» **REQUEST**: Using the listing below, extract each line that has the word "Home" in it.

Stored items from a collection

◇ ◇ ◇

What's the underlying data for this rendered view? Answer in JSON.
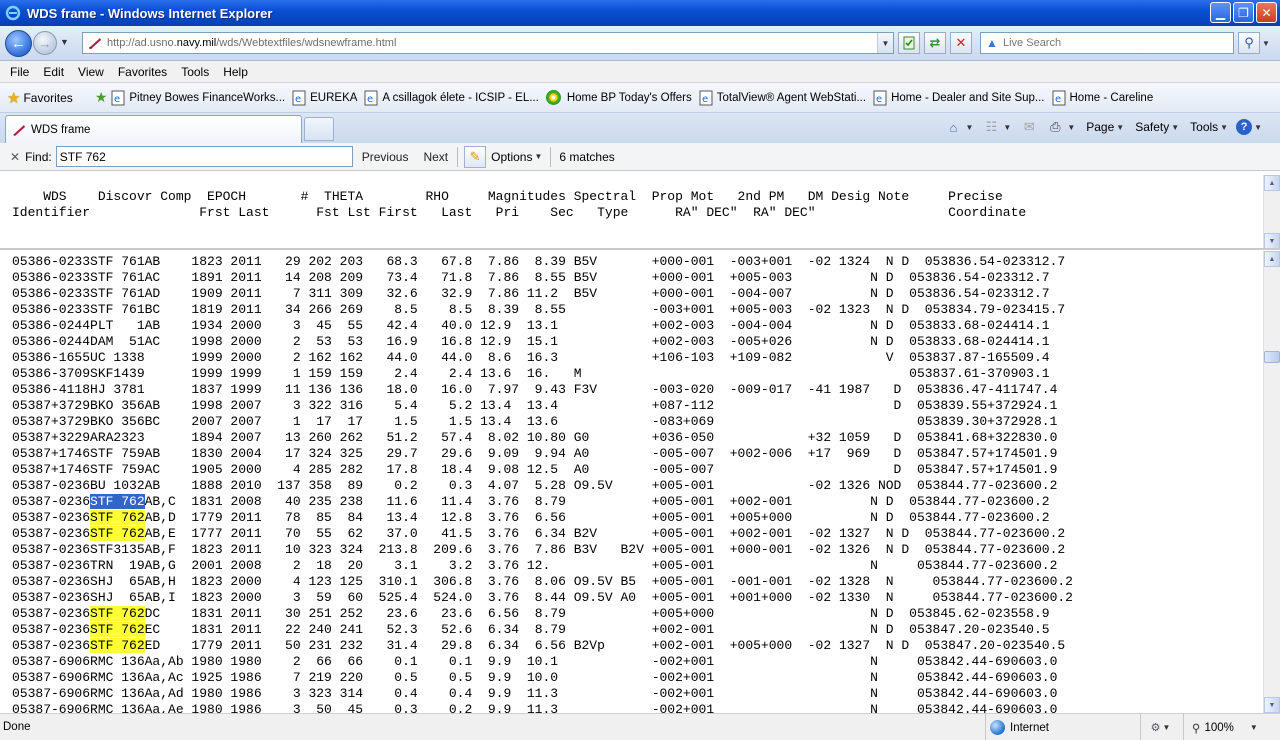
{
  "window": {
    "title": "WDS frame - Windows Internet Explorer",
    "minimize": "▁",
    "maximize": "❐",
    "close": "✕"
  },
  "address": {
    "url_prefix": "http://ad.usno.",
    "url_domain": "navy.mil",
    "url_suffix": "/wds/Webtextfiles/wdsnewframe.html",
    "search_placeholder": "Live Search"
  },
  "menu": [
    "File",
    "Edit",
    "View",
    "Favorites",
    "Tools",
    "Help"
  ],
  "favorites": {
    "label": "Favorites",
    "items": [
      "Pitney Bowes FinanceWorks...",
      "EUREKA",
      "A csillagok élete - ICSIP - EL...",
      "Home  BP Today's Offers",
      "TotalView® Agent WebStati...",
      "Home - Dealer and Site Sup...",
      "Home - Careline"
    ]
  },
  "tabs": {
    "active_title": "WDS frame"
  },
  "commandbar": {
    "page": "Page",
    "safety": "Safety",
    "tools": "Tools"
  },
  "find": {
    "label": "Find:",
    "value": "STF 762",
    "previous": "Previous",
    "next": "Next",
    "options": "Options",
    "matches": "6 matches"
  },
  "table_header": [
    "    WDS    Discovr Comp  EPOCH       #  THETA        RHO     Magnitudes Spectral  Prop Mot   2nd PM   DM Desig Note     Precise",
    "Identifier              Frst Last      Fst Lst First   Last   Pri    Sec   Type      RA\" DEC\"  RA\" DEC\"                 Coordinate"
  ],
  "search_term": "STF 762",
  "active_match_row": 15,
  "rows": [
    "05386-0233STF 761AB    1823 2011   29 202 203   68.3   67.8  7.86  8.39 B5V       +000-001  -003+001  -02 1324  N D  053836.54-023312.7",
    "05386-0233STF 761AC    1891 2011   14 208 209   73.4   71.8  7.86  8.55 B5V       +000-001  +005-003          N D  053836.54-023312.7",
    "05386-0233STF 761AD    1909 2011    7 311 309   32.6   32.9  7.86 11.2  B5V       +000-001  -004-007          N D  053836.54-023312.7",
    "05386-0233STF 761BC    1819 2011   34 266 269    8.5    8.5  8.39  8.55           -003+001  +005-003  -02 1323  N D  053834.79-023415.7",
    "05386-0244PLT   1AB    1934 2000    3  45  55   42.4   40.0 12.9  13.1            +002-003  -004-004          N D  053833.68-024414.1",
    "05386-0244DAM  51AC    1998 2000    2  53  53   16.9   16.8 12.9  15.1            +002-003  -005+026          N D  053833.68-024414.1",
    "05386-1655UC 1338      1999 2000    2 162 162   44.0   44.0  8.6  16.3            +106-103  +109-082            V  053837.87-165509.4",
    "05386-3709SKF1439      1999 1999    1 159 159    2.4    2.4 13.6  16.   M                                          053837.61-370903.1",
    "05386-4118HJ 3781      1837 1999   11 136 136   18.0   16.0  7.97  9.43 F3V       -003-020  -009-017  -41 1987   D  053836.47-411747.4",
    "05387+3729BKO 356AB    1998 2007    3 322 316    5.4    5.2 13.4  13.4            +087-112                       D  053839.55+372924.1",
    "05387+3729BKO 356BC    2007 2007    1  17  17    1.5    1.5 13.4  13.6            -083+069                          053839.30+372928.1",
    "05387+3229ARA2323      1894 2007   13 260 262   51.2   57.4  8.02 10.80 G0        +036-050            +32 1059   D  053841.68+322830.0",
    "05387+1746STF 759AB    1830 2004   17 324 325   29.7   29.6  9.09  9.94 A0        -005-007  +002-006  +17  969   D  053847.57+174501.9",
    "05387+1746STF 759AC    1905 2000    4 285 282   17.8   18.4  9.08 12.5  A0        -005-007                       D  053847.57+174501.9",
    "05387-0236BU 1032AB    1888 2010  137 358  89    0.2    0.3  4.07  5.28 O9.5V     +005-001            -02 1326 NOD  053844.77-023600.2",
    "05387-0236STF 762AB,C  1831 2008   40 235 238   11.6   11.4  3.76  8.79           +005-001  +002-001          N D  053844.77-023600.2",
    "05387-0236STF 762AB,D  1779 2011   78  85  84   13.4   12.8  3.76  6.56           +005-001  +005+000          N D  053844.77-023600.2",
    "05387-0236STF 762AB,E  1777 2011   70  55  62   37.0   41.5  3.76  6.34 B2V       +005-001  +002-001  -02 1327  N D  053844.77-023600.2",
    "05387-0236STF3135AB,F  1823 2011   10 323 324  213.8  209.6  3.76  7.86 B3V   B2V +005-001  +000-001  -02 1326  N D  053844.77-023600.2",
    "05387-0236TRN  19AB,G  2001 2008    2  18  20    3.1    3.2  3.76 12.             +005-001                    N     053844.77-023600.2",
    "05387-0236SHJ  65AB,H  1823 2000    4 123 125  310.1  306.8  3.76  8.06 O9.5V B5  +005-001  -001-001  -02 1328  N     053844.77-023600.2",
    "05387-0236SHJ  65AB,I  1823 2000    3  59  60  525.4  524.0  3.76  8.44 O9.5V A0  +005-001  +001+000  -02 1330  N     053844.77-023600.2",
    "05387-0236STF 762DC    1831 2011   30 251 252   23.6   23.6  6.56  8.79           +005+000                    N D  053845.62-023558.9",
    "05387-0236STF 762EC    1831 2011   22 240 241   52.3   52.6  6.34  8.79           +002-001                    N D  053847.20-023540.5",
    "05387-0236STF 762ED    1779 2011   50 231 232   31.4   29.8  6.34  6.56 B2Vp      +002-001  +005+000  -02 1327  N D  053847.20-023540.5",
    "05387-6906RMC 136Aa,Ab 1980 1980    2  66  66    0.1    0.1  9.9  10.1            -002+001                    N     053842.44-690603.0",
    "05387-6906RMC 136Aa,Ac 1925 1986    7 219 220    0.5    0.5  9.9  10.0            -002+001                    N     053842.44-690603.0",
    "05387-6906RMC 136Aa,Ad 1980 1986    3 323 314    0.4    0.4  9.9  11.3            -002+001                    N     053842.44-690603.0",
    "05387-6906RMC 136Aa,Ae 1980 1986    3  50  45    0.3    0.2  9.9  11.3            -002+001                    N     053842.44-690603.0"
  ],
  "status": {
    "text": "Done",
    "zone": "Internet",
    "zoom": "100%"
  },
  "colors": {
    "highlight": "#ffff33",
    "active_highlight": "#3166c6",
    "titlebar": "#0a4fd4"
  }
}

◇ ◇ ◇

» **OUTPUT**:
      "Home  BP Today's Offers",
      "Home - Dealer and Site Sup...",
      "Home - Careline"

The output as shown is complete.